TEXT PASSAGE
'''

The triboelectric charge of electrostatographic developers changes as prints are made, referred to as the “life” of the developer. This instability in charging level is one of the factors that require active process control systems in electrostatographic printers to maintain consistent image-density from print to print.

There is need in the art for developers that are stable with life and that have the advantage of improved electrostatic transfer and higher density capabilities.

SUMMARY OF THE INVENTION

It has been discovered that the problems outlined above can be overcome by blending toner at 2000-3000 RPM with a mixture of either (a) a combination of ultrafine fumed silica and solvents selected from among aliphatic alcohols, diols and triols, alicyclic alcohols, aliphatic ethers, aliphatic esters, cyclic ethers or (b) a combination of ultrafine fumed silica (See, for example, Technical Bulletin Aerosil No. 27, Nippon Aerosil Co. Ltd.) and larger (0.05-30.0 μm) silica particles which contain solvents selected from among aliphatic alcohols diols or triols, alicyclic alcohols, aliphatic ethers, aliphatic esters, cyclic ethers. (See, for example, Tadahiro Yoneda, Ibaraki et. al., U.S. Pat. No. 5,236,622). Ultrafine fumed silica has a BET surface area between 40 and 400 m 2 /g. Larger silica particles are between 0.05 and 30 μm. The resulting surface-treated toner contains either (a) 0.1 to 5 weight percent and preferably 0.1 to 2 weight % ultrafine fumed silica (based on the weight of untreated toner) and 0.1-5.0 weight % solvent or (b) 0.1 to 5 weight percent and preferably 0.1 to 2 weight % ultrafine fumed silica (based on the weight of untreated toner) and 0.1 to 5 weight %, preferably 0.5 to 3 weight % larger (0.05-30 μm) silica particles which contain 0.1-5 weight % solvent. Electrostatographic developers made from this toner exhibit low dust levels and lower charge characteristics when compared to either toners that had no surface treatment at all or toners that were treated with only ultrafine fumed silica. The toners of the invention also exhibit lower charge and dust characteristics when compared to toners surface-treated with a combination of ultrafine filmed silica and ultrafine filmed titanium dioxide.

Hence, the present invention describes an electrostatographic toner comprising toner particles that have been surface treated with a solvent and silica particles having a BET surface area of 40 to 400 m 2 /g; wherein the solvent is selected from aliphatic alcohols, diols and triols, aliphatic ketones, aliphatic esters, cyclic ethers and aliphatic ethers.

Alternatively, the toner of the invention may also be treated with silica particles having a BET surface area of 0.05 to 3.0 mm. Such larger (0.05 to 3.0 mm) silica particles are commercially available already containing the solvent required for the invention. If these are used, no additional solvent is required.

Formulations for surface treated toner have been previously described, but Applicants are aware of no teaching which suggests that a combination of surface treatments, as disclosed herein, can affect the resulting toner performance. Such teaching would be useful in the art.

DETAILED DESCRIPTION OF THE INVENTION

“Dusting characteristics” as used herein, refers to the amounts of uncharged or low charged particles that are produced when fresh replenishment toner is mixed in with aged developer. Developers that result in very low dust levels are desirable. In a printer, replenishment toner is added to the developer station to replace toner that is removed in the process of printing copies. (U.S. Pat. Nos. 3,938,992, 3,944,493) This added fresh toner is uncharged and gains a triboelectric charge by mixing with the developer. During this mixing process uncharged or low charged particles can become airborne and result in background on prints or dust contamination within the printer. A “dusting test” is described herein below to evaluate the potential for a replenishment toner to form background or dust.

'''

REQUIRED ACTIONS
(1) Can you quote the toner passage word for word, beginning at the words "Alternatively, the toner" and stopping after "solvent is required."?
(2) How would the passage on electrostatographic toner go on? Write the next part, picking up after its last sentence.

LISTED RECORDS
'''

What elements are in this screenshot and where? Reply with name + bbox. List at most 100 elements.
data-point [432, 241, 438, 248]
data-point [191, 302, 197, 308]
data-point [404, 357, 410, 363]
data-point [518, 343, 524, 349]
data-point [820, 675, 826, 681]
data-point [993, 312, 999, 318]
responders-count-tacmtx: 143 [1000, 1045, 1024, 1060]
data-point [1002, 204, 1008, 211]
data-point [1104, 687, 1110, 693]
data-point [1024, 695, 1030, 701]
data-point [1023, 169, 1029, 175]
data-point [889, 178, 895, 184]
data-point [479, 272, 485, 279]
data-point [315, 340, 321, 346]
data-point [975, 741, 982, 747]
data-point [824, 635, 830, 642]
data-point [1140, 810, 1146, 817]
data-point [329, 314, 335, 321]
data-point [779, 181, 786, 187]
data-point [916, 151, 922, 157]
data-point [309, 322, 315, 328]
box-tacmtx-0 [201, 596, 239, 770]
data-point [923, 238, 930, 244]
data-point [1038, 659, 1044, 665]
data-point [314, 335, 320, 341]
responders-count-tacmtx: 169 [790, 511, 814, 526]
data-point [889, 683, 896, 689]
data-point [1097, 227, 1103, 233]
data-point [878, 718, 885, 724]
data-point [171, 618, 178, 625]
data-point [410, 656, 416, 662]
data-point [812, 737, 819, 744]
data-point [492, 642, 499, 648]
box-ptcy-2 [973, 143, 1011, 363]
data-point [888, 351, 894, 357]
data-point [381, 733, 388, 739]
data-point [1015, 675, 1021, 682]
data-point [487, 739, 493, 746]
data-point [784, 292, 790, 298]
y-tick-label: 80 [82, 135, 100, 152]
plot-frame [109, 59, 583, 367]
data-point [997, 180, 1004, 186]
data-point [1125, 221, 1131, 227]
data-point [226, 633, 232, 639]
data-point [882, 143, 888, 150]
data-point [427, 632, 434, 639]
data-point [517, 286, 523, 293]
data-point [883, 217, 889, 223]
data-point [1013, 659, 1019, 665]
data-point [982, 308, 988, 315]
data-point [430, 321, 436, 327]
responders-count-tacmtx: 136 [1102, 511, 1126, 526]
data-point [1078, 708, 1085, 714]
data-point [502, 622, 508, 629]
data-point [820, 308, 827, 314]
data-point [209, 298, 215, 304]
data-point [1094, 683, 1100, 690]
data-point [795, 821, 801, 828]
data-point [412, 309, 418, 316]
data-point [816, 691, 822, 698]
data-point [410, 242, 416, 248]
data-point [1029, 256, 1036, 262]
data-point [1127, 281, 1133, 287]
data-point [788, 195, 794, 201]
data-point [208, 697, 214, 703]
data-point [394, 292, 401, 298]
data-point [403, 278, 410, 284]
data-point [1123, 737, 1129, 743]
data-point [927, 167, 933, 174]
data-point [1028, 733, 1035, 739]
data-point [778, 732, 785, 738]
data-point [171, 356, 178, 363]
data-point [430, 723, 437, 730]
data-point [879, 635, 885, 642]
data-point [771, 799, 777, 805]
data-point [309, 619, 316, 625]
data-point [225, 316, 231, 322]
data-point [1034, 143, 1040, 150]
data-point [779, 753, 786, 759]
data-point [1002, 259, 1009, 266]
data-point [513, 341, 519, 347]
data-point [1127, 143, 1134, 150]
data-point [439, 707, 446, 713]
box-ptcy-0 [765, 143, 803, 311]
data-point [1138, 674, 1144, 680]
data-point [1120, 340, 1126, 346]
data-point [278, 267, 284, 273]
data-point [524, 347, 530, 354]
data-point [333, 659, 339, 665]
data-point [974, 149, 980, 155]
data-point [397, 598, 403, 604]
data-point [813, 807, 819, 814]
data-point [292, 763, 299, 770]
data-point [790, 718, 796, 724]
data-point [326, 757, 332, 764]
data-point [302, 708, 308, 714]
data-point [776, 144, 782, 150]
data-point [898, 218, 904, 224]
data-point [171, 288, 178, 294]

'''

SOLVED PROBLEMS
(1)
Alternatively, the toner of the invention may also be treated with silica particles having a BET surface area of 0.05 to 3.0 mm. Such larger (0.05 to 3.0 mm) silica particles are commercially available already containing the solvent required for the invention. If these are used, no additional solvent is required.

(2)
“Low charge characteristics” as used herein refers to the ratio of charge to mass of the toner in a developer. Low charged toners are easier to transport through the electrostatographic process, for example from the developer station to the photoconductor, from the photoconductor onto paper, etc. Low charge is particularly important in multi-layer transfer processes in color printers, in order to minimize the voltage above already transferred layers as this maximizes the ability to transfer subsequent layers of toner. However, typically low charge toners also result in significant dust owing to the low charge. Toner dust is uncharged or low-charged toner particles that are produced when fresh replenishment toner is mixed in with aged developer. Developers that result in very low dust levels are desirable. Typically toners that exhibit high charge to mass ratios exhibit low levels of dust, and vice-versa. Toners that exhibit low charge to mass ratios and low dust characteristics are thus desirable. For an 8μ (volume average) particle size toner, a desirable charge to mass is 10-40 μC/g and preferably, 20-35 μC/g.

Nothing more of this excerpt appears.